Every line holding the word "JSON" counts once. Give the total, nothing more.
## BEGIN Recorded data
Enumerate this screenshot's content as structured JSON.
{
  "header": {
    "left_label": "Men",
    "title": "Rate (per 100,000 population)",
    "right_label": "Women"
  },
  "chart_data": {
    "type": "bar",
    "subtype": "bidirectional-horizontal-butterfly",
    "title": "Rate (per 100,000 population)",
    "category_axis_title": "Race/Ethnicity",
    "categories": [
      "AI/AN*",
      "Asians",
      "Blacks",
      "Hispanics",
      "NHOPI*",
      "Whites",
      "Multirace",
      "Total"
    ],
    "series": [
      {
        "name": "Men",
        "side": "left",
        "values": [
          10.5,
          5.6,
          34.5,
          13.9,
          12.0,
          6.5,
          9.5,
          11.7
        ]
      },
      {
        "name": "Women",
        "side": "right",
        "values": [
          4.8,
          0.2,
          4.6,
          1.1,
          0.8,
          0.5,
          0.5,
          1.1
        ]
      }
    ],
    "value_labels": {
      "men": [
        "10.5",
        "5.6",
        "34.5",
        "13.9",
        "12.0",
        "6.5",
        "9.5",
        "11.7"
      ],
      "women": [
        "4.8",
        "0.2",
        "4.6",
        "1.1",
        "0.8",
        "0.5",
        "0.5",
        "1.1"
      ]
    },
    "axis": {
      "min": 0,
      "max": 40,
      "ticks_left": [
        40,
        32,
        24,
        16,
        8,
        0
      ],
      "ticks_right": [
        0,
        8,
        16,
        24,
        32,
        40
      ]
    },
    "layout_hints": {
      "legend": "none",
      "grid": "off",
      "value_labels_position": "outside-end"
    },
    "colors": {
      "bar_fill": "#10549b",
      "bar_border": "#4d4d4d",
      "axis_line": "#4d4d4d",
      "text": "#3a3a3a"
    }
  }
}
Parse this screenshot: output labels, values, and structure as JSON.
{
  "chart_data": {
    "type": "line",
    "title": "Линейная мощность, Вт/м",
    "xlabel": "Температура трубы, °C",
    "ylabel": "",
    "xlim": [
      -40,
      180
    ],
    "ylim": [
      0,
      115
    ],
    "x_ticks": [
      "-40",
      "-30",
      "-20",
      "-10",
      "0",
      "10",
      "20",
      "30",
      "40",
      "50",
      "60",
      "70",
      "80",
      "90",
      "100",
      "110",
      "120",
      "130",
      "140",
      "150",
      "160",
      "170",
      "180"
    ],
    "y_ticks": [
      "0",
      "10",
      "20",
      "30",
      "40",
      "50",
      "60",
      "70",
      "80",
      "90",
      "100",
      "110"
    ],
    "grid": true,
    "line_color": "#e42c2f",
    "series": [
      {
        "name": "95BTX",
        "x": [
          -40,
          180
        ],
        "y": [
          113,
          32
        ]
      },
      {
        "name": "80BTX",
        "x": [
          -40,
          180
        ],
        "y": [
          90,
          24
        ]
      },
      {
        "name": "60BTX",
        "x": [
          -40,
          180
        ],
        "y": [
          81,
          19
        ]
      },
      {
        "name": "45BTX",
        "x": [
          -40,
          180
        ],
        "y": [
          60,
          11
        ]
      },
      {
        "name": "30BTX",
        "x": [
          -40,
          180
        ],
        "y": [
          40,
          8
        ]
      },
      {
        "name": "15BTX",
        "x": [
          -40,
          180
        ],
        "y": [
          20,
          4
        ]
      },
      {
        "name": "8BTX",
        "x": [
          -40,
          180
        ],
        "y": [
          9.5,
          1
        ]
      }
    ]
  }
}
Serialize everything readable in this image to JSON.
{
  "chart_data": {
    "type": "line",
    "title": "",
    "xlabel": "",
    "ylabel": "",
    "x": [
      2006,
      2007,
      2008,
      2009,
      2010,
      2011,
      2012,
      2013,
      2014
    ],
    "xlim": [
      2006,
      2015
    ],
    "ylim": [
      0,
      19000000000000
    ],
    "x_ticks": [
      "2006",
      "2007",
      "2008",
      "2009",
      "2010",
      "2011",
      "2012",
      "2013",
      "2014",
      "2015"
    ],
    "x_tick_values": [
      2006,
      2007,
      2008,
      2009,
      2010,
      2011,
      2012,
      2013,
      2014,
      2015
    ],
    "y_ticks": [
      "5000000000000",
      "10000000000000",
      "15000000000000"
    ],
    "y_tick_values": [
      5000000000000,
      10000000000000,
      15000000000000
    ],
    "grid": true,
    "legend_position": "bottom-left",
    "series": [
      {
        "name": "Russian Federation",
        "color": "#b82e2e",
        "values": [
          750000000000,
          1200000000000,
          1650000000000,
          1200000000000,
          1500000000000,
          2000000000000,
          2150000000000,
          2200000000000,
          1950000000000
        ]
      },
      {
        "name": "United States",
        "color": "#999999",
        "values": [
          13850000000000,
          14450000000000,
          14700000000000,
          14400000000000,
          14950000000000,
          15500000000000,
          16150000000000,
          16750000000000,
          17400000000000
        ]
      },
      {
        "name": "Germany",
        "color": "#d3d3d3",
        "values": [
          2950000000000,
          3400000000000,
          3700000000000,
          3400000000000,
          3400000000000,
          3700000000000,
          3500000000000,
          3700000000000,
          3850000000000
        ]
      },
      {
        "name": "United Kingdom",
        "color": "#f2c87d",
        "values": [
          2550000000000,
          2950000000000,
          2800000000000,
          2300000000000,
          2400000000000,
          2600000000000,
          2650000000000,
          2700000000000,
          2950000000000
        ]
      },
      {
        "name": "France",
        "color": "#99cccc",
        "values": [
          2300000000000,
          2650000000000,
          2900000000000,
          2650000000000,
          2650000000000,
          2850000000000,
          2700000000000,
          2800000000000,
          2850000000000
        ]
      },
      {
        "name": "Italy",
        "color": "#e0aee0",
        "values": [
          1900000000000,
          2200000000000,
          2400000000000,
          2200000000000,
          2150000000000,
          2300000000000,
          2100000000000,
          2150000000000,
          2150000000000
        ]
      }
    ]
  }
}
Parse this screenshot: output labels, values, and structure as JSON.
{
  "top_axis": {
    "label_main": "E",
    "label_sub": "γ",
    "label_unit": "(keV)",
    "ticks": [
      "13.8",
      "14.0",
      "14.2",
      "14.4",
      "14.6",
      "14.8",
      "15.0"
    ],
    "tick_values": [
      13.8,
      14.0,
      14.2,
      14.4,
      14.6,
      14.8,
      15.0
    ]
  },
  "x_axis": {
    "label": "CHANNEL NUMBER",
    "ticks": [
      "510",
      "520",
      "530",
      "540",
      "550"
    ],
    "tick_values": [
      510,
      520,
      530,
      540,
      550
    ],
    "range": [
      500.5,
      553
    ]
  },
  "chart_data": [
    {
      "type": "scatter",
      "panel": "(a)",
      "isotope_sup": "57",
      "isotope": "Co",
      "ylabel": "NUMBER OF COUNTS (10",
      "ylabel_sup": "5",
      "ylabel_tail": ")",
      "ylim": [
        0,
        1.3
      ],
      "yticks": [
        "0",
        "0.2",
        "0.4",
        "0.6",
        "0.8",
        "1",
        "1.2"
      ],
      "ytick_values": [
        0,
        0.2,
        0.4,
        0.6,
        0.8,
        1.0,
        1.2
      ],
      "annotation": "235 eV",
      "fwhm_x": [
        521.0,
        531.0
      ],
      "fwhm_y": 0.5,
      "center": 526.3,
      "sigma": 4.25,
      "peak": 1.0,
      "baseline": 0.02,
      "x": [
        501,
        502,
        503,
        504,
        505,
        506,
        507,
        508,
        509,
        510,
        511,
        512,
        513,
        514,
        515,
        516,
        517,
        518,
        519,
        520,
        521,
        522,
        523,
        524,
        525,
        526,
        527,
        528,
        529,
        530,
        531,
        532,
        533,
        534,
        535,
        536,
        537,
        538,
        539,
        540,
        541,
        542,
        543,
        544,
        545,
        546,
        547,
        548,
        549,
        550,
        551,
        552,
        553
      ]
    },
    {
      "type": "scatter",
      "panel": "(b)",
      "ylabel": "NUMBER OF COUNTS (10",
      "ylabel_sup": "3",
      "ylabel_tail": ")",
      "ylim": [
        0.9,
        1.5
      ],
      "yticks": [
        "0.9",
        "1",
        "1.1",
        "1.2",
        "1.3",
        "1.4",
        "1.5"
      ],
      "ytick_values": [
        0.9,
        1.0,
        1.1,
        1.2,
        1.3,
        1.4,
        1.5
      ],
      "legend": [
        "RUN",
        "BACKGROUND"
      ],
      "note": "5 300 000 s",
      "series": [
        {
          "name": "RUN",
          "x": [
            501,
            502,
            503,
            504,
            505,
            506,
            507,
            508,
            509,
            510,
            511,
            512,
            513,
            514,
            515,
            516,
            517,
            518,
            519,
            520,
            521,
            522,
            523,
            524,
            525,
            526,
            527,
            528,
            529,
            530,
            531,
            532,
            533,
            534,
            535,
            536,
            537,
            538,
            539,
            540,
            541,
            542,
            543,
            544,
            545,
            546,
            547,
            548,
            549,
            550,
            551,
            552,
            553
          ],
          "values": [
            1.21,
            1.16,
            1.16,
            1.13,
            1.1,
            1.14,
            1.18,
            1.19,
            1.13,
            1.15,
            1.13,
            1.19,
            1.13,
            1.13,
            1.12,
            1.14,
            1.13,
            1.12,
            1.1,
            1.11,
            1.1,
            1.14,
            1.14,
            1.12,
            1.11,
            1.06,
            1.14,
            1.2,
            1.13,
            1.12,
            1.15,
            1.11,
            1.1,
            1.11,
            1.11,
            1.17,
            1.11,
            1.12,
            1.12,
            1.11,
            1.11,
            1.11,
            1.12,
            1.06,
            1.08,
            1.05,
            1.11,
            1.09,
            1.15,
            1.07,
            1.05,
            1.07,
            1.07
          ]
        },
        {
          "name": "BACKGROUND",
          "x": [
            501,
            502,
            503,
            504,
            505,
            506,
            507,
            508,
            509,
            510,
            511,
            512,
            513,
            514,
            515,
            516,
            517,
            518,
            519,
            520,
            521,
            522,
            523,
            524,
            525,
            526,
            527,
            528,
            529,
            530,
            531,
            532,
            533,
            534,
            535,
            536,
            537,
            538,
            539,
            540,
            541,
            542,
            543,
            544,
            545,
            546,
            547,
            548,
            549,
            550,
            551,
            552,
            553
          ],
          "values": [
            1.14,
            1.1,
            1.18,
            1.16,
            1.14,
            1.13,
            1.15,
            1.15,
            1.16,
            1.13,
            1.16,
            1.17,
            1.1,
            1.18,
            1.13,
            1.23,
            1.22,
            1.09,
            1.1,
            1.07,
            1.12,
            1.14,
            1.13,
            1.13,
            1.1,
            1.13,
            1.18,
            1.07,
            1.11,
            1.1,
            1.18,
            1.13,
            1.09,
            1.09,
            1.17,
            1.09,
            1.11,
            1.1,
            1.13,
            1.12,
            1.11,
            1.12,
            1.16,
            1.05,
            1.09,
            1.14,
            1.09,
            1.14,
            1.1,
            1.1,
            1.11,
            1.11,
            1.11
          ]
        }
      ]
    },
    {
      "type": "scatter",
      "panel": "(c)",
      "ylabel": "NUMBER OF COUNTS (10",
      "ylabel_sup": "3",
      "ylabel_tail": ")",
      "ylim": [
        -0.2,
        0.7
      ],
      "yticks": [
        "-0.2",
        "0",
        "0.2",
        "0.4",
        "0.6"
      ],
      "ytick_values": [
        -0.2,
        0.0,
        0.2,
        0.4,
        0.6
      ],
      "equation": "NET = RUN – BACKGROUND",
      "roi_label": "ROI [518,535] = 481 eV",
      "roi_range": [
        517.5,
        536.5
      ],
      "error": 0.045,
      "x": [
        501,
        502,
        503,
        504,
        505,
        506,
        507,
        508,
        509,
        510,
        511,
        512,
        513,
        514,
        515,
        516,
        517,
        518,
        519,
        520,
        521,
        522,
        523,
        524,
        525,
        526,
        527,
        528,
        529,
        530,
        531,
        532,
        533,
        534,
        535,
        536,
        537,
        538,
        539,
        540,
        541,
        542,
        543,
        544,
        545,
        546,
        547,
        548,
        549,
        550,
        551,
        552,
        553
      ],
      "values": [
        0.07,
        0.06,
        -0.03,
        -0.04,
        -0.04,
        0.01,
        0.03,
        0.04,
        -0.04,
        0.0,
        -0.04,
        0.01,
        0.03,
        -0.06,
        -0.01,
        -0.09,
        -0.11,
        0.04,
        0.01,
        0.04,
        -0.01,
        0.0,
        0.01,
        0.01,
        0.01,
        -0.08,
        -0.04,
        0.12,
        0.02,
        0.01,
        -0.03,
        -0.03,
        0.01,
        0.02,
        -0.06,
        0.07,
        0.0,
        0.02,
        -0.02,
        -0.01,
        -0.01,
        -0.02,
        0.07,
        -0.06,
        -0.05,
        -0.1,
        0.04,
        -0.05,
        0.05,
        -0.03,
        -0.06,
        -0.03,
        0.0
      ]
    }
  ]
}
## END Recorded data
**Solution below:** 4